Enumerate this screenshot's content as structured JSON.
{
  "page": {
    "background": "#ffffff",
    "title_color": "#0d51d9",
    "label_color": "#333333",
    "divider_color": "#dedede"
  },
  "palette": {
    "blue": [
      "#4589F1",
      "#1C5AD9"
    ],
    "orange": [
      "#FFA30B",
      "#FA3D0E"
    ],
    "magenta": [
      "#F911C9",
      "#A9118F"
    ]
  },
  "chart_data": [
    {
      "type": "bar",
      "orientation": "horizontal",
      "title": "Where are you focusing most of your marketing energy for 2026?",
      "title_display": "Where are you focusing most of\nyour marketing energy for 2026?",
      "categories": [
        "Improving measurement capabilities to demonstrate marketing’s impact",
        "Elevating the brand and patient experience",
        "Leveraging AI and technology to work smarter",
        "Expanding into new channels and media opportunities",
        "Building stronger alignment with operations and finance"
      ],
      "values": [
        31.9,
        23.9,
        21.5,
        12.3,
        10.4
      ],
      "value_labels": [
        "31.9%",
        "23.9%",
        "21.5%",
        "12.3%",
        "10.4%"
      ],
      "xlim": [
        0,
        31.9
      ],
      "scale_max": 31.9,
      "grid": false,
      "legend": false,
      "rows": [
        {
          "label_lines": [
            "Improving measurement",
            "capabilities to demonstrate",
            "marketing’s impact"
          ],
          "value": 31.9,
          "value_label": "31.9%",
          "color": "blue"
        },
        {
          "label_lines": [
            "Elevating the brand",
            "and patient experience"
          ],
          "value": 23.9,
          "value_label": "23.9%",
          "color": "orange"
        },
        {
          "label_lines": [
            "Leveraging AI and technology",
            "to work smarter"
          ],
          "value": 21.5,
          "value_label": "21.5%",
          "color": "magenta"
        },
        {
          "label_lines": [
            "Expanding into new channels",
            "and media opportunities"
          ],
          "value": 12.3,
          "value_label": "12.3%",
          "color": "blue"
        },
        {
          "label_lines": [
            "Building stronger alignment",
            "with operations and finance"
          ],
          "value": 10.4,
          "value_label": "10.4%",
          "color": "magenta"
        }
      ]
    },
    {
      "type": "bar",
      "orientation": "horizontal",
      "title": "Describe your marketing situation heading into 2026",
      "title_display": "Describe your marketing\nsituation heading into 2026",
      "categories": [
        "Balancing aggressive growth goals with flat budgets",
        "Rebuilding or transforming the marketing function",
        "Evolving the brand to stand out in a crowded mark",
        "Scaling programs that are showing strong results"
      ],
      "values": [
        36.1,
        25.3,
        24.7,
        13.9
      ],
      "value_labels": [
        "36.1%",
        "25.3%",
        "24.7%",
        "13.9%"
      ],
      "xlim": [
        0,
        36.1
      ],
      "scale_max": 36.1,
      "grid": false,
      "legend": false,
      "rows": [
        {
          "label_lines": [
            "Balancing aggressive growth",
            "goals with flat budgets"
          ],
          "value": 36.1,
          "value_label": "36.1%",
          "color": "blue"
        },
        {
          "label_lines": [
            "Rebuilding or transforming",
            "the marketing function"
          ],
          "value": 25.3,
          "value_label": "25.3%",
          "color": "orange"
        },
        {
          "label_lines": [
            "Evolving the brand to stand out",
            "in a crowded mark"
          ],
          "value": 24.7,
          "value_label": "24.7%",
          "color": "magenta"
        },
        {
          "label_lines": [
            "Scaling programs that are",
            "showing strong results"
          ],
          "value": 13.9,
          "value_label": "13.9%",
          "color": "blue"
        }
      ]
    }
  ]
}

• • • • • • •

■ **Given task**:
Search the listing for the word "capabilities". Copy every line in which it occurs.

■ **Exercise solution**:
        "Improving measurement capabilities to demonstrate marketing’s impact",
            "capabilities to demonstrate",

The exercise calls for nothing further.